# What is asked
Your answer should be one number: the count of lines in these entries that hold the word "recharge".

►

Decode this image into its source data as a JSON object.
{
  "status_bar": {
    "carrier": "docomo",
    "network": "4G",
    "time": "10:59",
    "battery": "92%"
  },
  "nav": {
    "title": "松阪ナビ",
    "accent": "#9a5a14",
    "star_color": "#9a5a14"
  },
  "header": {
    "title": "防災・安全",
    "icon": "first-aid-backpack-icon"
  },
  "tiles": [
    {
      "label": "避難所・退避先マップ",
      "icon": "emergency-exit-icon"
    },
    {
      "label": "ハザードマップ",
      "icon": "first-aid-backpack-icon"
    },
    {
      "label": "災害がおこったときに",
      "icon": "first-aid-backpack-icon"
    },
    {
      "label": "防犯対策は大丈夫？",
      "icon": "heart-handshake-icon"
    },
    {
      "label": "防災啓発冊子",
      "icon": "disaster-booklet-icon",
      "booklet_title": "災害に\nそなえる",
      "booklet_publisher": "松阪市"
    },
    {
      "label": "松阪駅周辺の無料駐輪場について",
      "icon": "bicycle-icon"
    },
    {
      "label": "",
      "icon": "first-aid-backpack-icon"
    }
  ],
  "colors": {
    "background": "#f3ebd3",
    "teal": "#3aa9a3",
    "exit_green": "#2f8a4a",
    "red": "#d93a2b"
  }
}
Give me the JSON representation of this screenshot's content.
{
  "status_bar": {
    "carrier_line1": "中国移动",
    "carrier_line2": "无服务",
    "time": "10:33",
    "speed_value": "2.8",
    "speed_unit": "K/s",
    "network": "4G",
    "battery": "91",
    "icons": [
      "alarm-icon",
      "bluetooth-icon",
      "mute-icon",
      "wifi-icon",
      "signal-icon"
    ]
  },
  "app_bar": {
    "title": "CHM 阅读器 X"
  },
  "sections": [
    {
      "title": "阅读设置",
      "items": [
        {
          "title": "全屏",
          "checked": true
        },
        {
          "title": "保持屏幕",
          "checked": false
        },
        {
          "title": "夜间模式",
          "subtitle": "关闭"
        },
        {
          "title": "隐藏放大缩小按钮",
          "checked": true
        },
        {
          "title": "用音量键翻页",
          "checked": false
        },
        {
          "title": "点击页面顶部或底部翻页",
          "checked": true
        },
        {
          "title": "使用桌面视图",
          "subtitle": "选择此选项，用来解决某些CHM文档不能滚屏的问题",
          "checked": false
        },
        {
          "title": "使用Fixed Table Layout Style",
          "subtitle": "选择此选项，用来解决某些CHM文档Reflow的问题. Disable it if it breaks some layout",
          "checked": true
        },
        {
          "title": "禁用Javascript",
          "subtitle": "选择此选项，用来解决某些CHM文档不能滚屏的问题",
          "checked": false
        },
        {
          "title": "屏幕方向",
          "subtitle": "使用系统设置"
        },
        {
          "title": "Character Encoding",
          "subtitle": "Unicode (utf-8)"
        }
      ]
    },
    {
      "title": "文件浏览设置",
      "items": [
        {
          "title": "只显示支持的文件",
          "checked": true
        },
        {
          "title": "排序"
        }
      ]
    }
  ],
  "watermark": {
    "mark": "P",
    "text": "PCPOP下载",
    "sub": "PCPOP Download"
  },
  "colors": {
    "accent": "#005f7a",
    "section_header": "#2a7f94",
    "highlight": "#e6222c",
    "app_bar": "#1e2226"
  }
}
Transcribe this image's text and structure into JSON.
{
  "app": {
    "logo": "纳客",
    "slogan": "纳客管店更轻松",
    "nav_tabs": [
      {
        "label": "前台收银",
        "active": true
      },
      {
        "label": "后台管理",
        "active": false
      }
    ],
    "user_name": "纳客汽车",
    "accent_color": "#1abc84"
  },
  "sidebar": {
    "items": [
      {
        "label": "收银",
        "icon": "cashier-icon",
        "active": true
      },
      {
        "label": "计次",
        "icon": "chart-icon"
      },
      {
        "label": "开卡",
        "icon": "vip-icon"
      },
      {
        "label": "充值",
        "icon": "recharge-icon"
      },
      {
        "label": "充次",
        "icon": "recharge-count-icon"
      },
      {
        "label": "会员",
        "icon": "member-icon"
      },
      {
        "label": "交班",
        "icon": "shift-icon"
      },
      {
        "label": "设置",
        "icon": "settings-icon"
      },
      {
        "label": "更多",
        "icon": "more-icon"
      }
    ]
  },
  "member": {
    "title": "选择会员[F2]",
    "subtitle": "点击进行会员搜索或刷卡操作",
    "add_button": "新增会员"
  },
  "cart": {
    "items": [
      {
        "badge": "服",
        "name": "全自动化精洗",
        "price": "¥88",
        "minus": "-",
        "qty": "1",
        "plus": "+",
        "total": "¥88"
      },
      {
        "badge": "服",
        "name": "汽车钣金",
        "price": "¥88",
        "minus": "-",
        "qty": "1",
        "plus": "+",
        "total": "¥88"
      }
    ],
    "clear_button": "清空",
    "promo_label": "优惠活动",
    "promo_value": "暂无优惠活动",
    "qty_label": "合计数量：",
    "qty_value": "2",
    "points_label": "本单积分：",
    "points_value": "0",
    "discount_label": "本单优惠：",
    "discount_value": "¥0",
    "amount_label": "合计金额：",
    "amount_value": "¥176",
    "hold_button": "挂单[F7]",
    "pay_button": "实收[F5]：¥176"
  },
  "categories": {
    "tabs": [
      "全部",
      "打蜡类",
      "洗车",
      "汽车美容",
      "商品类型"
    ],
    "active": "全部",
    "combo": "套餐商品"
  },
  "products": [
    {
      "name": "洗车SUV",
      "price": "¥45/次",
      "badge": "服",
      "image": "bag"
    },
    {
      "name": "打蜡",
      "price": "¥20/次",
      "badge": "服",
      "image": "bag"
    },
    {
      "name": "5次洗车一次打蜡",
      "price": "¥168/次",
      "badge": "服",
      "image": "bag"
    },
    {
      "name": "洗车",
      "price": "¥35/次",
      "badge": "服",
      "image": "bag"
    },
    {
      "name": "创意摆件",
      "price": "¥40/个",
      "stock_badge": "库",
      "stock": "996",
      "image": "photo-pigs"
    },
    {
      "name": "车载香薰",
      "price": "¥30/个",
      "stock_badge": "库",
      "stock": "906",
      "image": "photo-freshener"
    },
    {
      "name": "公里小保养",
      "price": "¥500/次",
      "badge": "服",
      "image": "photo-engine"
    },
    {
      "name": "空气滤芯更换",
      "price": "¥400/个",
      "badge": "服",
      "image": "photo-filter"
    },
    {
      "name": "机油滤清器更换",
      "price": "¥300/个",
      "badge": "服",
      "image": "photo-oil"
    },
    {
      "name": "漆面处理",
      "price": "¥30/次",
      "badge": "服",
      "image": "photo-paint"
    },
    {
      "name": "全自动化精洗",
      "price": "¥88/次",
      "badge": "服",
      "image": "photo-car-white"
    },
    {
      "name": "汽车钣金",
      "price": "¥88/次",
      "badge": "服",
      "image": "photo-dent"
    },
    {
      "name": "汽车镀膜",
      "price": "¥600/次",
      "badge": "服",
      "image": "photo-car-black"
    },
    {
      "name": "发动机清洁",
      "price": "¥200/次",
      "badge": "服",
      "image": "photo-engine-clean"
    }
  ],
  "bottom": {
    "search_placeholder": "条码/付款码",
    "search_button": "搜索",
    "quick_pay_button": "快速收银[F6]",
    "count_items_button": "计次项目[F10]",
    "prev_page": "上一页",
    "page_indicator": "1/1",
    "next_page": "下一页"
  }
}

◄

# Answer to the problem
2